■ **WHAT TO WORK ON**
Collect every line that includes the string "Gene".

■ **PROVIDED RECORDS**
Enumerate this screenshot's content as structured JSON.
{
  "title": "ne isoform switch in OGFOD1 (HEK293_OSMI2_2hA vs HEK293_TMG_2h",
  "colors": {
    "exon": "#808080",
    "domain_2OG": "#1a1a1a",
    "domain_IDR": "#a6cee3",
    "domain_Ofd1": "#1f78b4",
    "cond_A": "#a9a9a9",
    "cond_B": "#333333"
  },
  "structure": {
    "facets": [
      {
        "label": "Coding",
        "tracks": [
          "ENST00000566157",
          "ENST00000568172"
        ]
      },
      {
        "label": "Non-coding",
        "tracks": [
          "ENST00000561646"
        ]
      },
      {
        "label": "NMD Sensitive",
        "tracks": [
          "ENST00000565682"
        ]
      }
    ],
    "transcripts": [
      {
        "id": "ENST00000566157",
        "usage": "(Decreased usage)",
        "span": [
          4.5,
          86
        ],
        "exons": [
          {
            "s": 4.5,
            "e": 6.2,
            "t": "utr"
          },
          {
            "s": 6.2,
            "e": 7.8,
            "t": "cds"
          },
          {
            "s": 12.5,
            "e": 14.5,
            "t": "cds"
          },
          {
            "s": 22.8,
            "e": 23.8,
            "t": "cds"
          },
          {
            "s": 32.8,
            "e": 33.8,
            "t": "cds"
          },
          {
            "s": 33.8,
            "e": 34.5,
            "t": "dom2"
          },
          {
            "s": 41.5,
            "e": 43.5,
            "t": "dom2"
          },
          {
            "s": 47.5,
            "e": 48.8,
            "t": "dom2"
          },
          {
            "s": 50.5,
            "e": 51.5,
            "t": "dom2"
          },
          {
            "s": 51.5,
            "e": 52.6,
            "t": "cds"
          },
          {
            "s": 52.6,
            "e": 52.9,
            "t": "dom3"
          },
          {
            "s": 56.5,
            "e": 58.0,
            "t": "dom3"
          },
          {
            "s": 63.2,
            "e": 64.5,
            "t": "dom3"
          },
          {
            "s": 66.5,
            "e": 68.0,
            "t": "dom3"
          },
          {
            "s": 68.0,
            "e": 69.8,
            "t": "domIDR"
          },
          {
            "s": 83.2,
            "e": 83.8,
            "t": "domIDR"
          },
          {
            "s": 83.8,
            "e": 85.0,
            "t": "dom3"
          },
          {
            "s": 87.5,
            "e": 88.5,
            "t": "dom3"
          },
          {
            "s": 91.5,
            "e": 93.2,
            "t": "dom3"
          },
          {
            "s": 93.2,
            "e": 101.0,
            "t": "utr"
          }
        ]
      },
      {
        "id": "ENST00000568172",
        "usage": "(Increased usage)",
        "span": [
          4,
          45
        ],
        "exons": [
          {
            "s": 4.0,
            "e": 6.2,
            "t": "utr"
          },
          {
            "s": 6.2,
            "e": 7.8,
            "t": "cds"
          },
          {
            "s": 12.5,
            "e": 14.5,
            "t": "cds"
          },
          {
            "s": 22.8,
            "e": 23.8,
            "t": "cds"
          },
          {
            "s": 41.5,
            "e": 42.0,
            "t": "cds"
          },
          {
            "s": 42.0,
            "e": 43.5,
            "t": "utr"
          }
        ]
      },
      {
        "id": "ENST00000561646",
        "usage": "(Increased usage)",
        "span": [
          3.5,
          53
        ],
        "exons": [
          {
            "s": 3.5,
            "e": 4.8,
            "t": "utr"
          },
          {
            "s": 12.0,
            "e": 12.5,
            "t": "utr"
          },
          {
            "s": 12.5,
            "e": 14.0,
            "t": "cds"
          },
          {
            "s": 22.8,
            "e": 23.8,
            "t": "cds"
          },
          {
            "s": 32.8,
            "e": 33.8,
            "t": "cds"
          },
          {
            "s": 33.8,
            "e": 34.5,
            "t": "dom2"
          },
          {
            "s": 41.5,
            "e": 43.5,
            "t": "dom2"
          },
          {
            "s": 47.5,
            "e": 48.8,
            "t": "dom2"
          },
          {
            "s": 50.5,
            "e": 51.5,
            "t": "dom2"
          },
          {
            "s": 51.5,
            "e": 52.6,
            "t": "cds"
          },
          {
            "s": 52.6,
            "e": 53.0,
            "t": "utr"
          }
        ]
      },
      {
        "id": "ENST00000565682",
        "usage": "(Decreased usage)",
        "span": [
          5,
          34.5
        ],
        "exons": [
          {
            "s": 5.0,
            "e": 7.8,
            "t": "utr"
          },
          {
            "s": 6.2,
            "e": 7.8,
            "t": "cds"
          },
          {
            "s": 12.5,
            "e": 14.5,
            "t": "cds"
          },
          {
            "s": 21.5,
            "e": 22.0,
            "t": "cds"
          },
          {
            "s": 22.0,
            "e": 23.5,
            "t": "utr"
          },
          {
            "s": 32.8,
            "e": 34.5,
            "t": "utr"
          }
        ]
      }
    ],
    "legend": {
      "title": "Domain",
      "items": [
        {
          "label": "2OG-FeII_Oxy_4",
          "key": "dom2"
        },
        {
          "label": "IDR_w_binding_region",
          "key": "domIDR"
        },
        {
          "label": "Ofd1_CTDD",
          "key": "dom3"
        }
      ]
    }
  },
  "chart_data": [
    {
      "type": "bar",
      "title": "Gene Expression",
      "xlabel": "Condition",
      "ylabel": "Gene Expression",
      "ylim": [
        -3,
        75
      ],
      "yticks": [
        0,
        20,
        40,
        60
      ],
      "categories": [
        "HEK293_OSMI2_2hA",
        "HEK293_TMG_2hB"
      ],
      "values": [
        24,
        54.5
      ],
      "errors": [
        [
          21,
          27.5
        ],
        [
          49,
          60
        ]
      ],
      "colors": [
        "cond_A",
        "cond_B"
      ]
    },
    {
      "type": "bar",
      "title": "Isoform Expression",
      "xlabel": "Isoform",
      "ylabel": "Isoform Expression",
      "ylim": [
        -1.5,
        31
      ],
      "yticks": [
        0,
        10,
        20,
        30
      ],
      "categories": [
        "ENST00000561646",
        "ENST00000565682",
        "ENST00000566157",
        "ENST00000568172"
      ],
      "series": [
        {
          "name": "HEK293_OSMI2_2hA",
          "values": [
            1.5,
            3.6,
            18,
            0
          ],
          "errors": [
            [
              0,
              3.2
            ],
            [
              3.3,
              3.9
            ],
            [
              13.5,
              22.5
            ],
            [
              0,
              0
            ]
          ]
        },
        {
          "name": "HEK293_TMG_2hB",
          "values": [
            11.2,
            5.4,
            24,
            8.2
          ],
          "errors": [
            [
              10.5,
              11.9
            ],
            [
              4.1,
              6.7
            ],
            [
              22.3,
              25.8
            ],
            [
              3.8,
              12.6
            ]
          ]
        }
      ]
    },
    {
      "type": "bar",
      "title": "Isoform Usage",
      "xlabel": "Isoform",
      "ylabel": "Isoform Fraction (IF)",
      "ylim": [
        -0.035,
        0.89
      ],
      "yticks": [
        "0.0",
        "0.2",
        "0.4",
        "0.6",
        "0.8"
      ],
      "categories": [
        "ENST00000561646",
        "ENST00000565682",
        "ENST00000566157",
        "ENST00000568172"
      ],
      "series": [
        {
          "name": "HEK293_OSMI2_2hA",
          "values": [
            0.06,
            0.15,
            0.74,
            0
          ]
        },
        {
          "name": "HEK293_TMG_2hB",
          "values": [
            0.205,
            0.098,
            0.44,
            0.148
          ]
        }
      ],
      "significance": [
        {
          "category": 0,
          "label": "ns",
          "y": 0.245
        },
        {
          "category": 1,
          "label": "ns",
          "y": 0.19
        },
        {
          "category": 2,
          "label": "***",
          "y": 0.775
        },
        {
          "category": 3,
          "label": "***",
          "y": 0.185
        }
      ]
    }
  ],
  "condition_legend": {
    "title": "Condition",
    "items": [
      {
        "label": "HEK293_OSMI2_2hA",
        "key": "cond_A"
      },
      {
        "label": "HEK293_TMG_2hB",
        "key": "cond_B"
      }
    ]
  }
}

■ **TASK ANSWER**
      "title": "Gene Expression",
      "ylabel": "Gene Expression",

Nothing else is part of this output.